Exactly reproduce each record listed below.

-- START OF Data to use --

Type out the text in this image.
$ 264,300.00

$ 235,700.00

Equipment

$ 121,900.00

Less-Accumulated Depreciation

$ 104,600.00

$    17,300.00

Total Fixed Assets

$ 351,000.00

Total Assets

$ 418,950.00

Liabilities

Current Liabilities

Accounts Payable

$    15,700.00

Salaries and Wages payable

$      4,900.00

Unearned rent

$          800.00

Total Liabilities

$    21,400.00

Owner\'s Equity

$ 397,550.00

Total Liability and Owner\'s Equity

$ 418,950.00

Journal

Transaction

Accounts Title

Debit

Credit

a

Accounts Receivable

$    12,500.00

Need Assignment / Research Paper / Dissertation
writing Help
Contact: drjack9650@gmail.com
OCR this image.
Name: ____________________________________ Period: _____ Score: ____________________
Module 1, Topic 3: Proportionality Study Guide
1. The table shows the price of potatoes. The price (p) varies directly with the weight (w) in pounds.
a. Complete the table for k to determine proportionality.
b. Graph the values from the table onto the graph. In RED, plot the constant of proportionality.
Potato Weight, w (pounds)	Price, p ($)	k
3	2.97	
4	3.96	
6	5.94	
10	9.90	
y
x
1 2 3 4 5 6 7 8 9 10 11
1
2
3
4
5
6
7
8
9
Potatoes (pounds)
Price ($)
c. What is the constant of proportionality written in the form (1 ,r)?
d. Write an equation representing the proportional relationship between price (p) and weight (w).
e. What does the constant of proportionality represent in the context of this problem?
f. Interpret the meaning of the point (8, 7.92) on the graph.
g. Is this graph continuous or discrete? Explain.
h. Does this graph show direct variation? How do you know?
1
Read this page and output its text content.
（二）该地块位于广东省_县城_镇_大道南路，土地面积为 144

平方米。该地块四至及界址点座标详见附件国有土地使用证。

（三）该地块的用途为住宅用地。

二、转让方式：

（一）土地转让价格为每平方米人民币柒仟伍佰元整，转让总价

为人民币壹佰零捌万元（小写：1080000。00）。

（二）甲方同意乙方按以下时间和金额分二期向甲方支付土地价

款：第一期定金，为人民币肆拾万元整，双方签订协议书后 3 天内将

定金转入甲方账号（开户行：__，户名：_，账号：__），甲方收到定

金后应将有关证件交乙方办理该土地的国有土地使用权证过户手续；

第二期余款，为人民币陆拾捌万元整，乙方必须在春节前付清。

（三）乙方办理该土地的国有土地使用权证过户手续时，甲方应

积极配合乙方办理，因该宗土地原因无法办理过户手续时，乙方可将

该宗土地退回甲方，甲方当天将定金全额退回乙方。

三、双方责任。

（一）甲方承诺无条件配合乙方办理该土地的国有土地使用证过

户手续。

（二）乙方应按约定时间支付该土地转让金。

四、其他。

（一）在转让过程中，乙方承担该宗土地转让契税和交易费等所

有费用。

-- END OF Data to use --

● **Complete answer**:
Type out the text in this image.
$ 264,300.00

$ 235,700.00

Equipment

$ 121,900.00

Less-Accumulated Depreciation

$ 104,600.00

$    17,300.00

Total Fixed Assets

$ 351,000.00

Total Assets

$ 418,950.00

Liabilities

Current Liabilities

Accounts Payable

$    15,700.00

Salaries and Wages payable

$      4,900.00

Unearned rent

$          800.00

Total Liabilities

$    21,400.00

Owner\'s Equity

$ 397,550.00

Total Liability and Owner\'s Equity

$ 418,950.00

Journal

Transaction

Accounts Title

Debit

Credit

a

Accounts Receivable

$    12,500.00

Need Assignment / Research Paper / Dissertation
writing Help
Contact: drjack9650@gmail.com
OCR this image.
Name: ____________________________________ Period: _____ Score: ____________________
Module 1, Topic 3: Proportionality Study Guide
1. The table shows the price of potatoes. The price (p) varies directly with the weight (w) in pounds.
a. Complete the table for k to determine proportionality.
b. Graph the values from the table onto the graph. In RED, plot the constant of proportionality.
Potato Weight, w (pounds)	Price, p ($)	k
3	2.97	
4	3.96	
6	5.94	
10	9.90	
y
x
1 2 3 4 5 6 7 8 9 10 11
1
2
3
4
5
6
7
8
9
Potatoes (pounds)
Price ($)
c. What is the constant of proportionality written in the form (1 ,r)?
d. Write an equation representing the proportional relationship between price (p) and weight (w).
e. What does the constant of proportionality represent in the context of this problem?
f. Interpret the meaning of the point (8, 7.92) on the graph.
g. Is this graph continuous or discrete? Explain.
h. Does this graph show direct variation? How do you know?
1
Read this page and output its text content.
（二）该地块位于广东省_县城_镇_大道南路，土地面积为 144

平方米。该地块四至及界址点座标详见附件国有土地使用证。

（三）该地块的用途为住宅用地。

二、转让方式：

（一）土地转让价格为每平方米人民币柒仟伍佰元整，转让总价

为人民币壹佰零捌万元（小写：1080000。00）。

（二）甲方同意乙方按以下时间和金额分二期向甲方支付土地价

款：第一期定金，为人民币肆拾万元整，双方签订协议书后 3 天内将

定金转入甲方账号（开户行：__，户名：_，账号：__），甲方收到定

金后应将有关证件交乙方办理该土地的国有土地使用权证过户手续；

第二期余款，为人民币陆拾捌万元整，乙方必须在春节前付清。

（三）乙方办理该土地的国有土地使用权证过户手续时，甲方应

积极配合乙方办理，因该宗土地原因无法办理过户手续时，乙方可将

该宗土地退回甲方，甲方当天将定金全额退回乙方。

三、双方责任。

（一）甲方承诺无条件配合乙方办理该土地的国有土地使用证过

户手续。

（二）乙方应按约定时间支付该土地转让金。

四、其他。

（一）在转让过程中，乙方承担该宗土地转让契税和交易费等所

有费用。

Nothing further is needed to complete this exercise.